## Begin

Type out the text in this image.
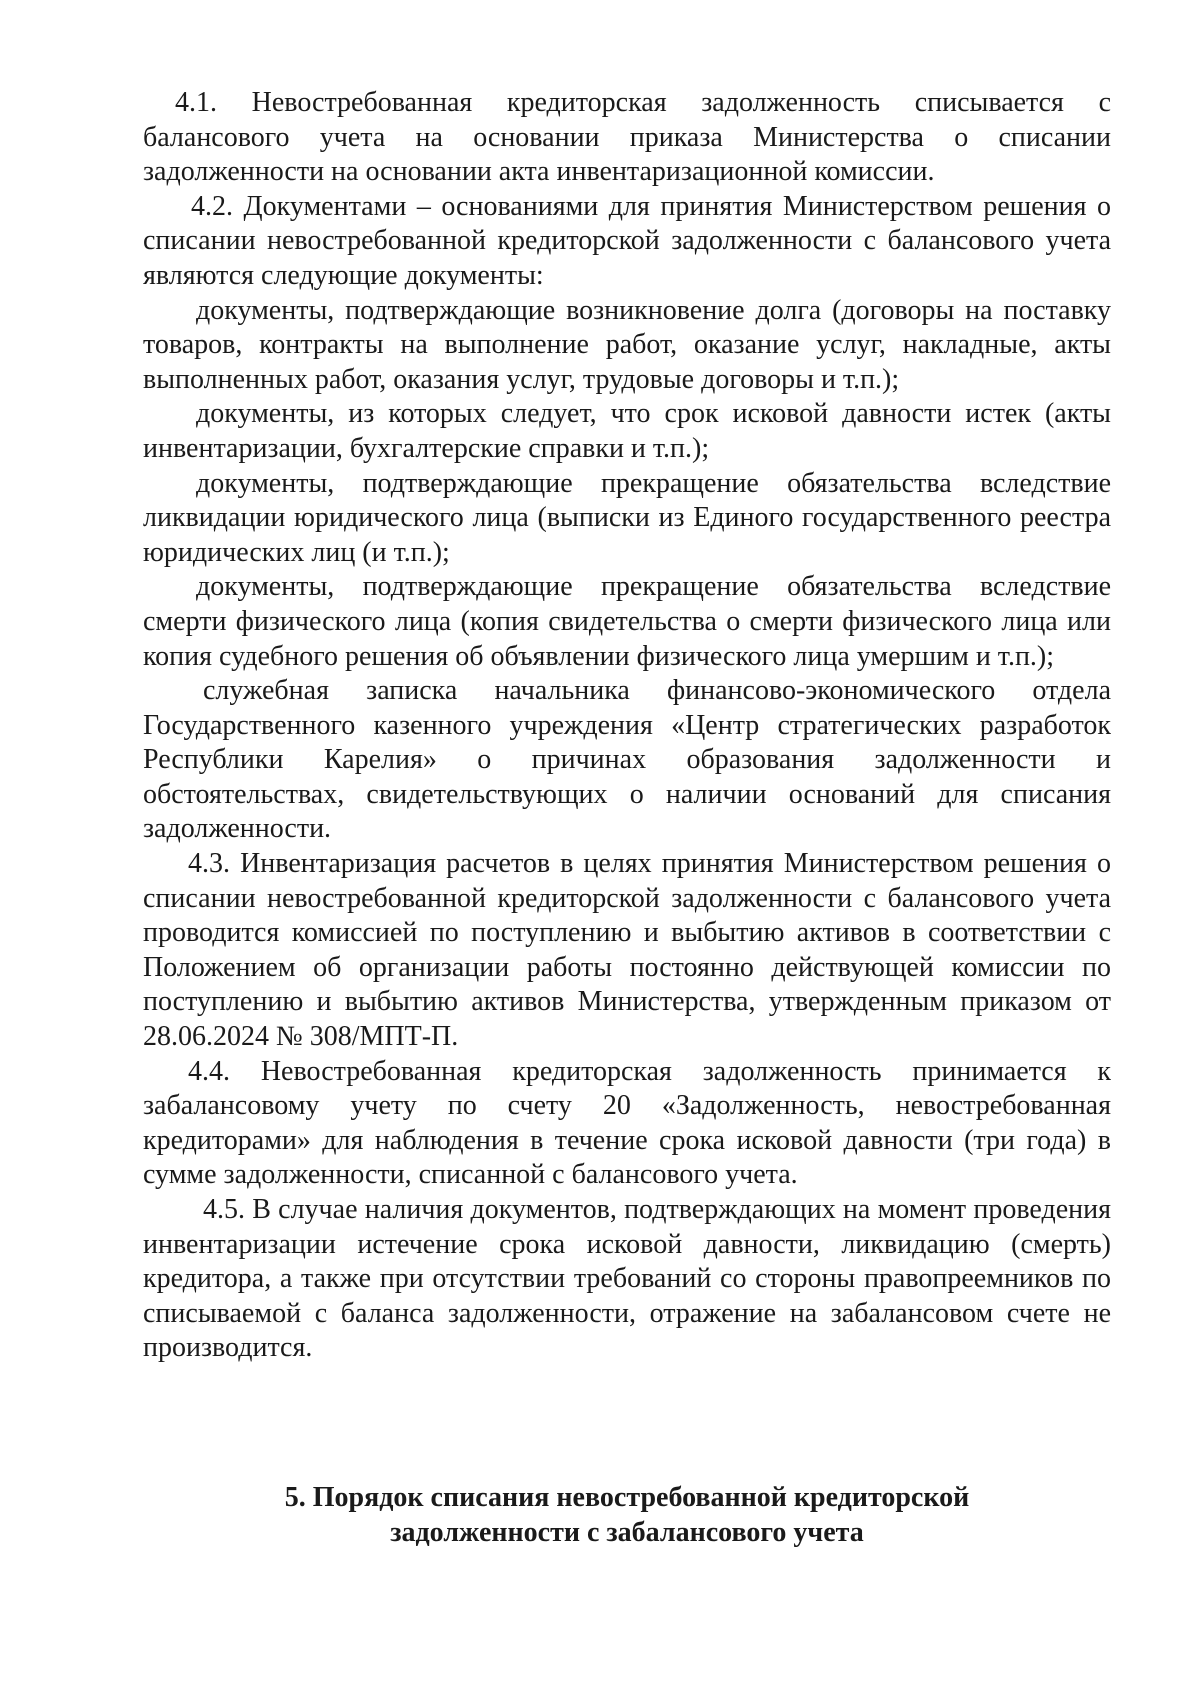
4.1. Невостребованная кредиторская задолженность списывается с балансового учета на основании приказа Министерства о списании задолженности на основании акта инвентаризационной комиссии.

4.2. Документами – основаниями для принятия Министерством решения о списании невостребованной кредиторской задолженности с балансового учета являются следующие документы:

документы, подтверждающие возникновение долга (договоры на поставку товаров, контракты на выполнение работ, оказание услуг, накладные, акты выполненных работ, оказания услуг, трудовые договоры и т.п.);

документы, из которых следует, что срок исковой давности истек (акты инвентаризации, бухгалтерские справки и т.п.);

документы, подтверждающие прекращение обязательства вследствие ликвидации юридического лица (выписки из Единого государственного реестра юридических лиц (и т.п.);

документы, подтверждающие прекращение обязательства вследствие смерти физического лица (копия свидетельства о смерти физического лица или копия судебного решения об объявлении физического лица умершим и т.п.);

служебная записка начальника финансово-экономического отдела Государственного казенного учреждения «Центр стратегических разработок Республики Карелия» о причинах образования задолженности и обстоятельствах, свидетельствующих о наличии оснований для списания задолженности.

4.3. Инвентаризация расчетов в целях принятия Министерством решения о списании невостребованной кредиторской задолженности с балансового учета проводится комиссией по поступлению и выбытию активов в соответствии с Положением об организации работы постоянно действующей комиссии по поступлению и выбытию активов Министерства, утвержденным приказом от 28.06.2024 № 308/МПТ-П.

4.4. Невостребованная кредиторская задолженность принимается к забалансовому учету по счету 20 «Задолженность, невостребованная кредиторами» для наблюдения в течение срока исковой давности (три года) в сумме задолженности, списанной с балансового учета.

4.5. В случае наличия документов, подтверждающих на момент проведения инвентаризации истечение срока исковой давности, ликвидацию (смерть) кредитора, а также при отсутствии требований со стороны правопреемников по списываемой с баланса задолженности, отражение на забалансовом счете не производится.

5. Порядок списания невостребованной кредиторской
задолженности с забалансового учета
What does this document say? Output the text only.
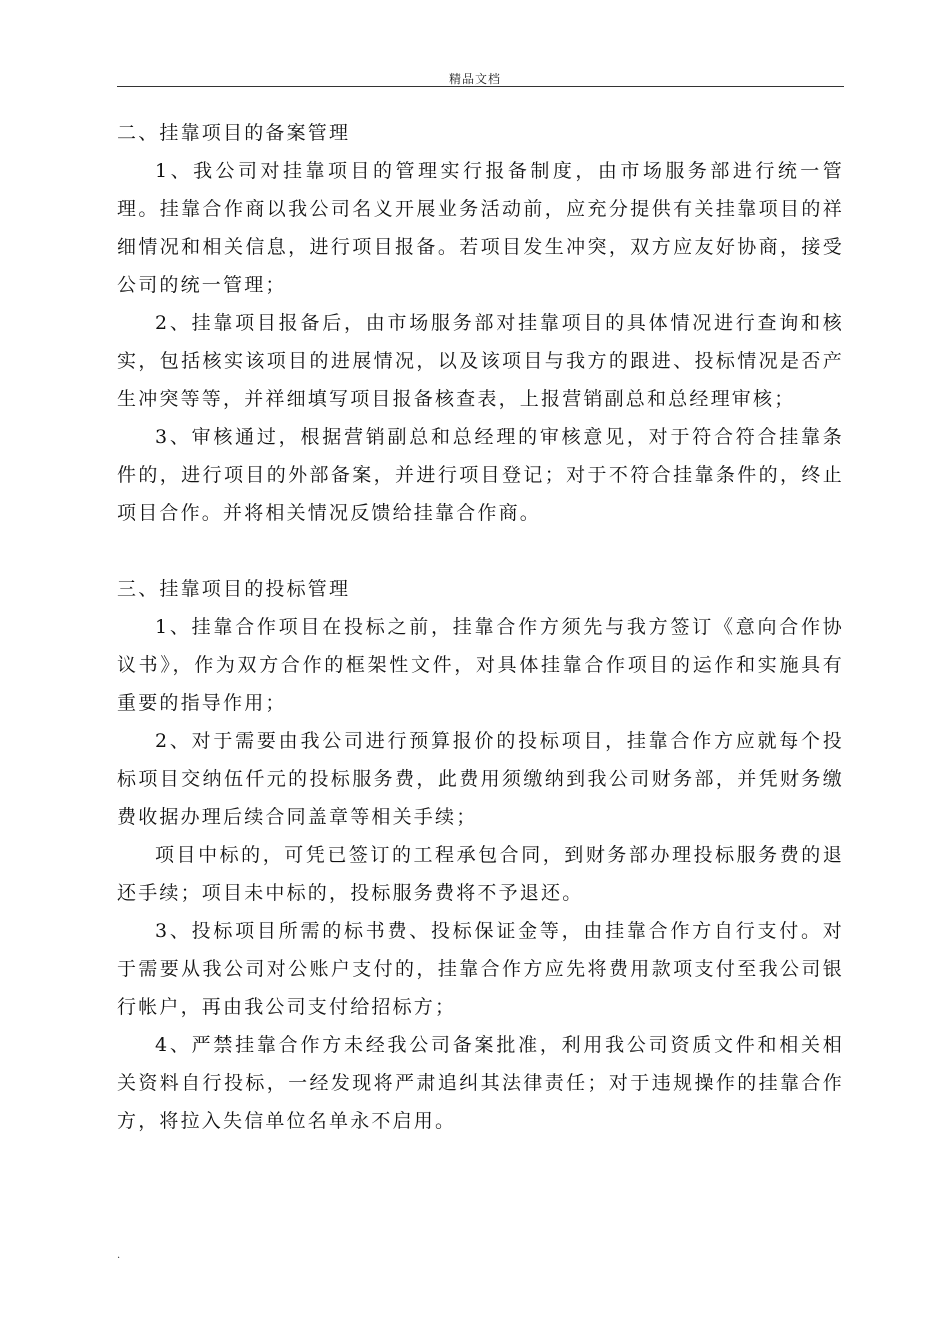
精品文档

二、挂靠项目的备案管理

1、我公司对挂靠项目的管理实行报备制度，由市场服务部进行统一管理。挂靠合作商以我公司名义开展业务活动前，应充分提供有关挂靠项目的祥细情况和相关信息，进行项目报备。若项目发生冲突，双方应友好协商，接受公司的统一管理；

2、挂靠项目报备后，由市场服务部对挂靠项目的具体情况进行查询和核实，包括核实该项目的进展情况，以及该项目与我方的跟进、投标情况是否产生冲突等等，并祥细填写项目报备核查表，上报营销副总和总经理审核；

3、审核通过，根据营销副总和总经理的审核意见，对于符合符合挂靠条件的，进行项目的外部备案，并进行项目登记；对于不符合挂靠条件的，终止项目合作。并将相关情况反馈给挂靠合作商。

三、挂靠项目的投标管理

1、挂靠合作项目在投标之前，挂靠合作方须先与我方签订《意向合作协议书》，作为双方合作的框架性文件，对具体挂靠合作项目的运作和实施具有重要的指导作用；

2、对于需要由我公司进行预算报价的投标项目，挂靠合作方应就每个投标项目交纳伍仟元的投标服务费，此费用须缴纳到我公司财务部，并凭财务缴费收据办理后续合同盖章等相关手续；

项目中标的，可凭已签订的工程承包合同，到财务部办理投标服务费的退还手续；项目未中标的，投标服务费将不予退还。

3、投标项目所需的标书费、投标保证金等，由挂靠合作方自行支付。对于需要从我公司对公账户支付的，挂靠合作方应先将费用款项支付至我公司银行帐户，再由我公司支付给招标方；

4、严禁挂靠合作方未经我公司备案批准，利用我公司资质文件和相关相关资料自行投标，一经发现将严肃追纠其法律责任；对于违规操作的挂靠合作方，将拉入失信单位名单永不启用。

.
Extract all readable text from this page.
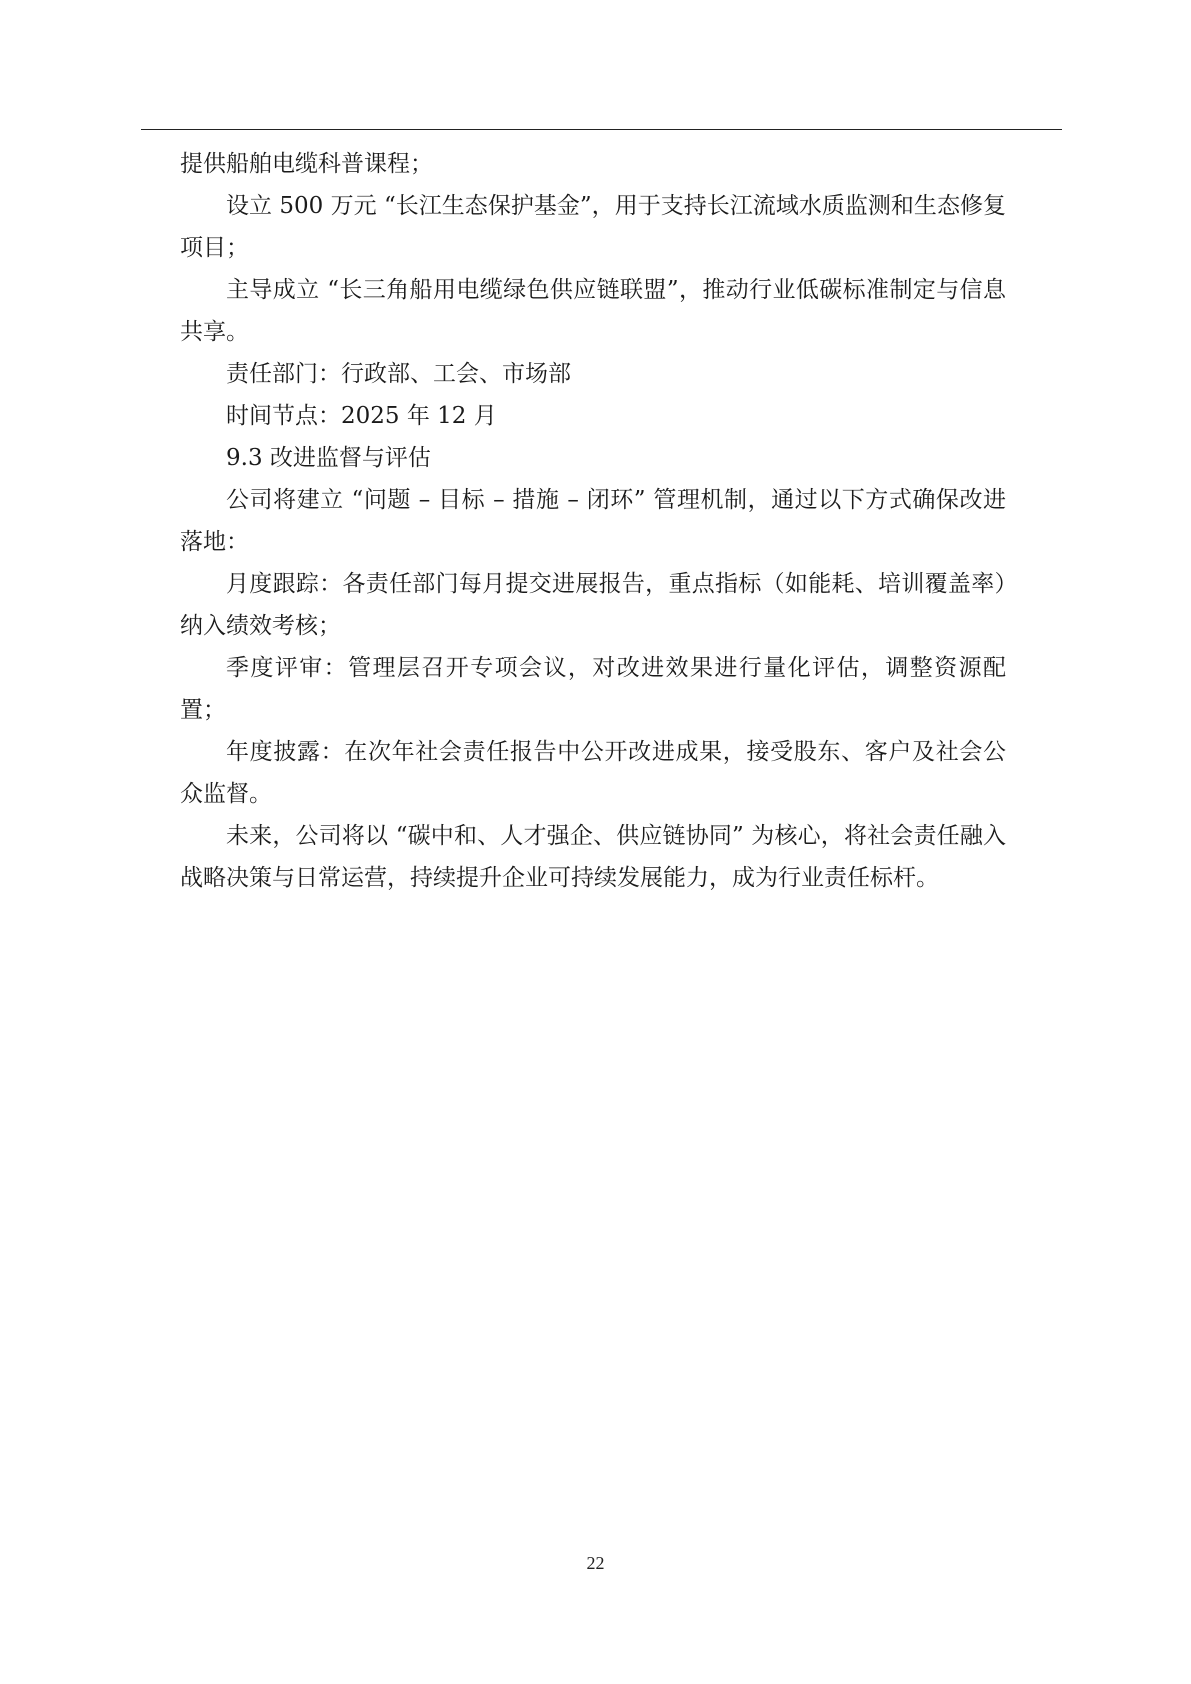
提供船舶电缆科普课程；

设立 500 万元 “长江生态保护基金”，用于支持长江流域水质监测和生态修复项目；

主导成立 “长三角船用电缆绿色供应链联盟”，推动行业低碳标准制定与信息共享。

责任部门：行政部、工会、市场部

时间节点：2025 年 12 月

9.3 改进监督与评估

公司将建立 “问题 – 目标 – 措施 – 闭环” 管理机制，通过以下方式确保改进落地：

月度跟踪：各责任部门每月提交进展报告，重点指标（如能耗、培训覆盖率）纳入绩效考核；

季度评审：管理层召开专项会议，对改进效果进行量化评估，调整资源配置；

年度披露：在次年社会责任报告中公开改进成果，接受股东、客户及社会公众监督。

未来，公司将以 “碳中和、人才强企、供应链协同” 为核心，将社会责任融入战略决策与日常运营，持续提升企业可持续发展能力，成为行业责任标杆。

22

## End

## Your goal
Pull out all lines in the data above that include "исковой".

## Solution for this exercise
документы, из которых следует, что срок исковой давности истек (акты инвентаризации, бухгалтерские справки и т.п.);
4.4. Невостребованная кредиторская задолженность принимается к забалансовому учету по счету 20 «Задолженность, невостребованная кредиторами» для наблюдения в течение срока исковой давности (три года) в сумме задолженности, списанной с балансового учета.
4.5. В случае наличия документов, подтверждающих на момент проведения инвентаризации истечение срока исковой давности, ликвидацию (смерть) кредитора, а также при отсутствии требований со стороны правопреемников по списываемой с баланса задолженности, отражение на забалансовом счете не производится.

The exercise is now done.